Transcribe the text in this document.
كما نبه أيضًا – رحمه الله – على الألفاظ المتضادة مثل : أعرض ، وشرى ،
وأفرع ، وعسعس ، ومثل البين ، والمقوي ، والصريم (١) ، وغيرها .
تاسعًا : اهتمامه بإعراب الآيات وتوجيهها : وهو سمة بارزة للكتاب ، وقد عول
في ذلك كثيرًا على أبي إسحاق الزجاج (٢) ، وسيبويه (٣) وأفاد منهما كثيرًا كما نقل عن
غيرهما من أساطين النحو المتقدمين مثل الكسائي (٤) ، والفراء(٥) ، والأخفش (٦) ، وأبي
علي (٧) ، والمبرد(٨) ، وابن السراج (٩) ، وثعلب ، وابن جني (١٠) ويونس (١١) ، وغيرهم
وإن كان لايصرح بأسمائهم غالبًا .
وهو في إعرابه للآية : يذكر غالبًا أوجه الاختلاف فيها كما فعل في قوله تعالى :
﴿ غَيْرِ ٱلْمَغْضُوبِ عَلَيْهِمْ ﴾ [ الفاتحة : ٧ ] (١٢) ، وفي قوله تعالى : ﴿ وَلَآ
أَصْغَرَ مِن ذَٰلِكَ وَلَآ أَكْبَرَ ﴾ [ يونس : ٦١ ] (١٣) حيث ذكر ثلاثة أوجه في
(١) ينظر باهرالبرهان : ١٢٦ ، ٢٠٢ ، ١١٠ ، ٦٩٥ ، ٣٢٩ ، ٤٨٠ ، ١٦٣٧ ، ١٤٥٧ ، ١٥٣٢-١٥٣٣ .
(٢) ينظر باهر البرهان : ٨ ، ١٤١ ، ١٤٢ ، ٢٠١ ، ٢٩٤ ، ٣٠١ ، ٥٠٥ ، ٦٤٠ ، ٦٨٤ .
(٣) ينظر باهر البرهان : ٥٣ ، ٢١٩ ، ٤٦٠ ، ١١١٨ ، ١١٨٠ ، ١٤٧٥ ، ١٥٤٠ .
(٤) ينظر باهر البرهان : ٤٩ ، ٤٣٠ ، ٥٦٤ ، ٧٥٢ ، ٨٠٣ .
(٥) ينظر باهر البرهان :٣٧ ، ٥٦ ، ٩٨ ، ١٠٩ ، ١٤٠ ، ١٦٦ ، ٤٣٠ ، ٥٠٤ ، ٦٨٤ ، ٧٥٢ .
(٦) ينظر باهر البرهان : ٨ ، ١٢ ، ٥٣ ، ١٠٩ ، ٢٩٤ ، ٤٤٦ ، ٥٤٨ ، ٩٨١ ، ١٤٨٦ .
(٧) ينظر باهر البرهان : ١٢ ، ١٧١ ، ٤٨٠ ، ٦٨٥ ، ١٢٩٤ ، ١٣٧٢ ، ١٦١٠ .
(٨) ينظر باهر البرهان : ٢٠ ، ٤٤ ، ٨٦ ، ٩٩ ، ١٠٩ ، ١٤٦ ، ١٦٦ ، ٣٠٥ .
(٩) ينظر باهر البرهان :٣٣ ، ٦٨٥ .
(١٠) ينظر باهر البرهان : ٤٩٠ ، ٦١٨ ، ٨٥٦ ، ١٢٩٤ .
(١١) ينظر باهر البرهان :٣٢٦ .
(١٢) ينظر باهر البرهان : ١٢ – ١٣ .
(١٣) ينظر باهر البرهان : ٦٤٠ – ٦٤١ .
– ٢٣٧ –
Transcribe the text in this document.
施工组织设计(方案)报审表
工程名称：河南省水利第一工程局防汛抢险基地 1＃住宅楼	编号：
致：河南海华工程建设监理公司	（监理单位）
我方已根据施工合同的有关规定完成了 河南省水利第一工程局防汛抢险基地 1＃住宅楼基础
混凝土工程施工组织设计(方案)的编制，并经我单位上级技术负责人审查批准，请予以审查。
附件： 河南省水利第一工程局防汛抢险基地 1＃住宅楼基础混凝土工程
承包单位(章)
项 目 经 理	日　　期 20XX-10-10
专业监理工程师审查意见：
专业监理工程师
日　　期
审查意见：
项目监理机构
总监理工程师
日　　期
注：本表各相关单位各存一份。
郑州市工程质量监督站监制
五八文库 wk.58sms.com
***
▸ WHAT TO PRODUCE
Show each line of the listing that holds the string "河南省水利第一工程局防汛抢险基地".

▸ CORRECT RESULT
工程名称：河南省水利第一工程局防汛抢险基地 1＃住宅楼	编号：
我方已根据施工合同的有关规定完成了 河南省水利第一工程局防汛抢险基地 1＃住宅楼基础
附件： 河南省水利第一工程局防汛抢险基地 1＃住宅楼基础混凝土工程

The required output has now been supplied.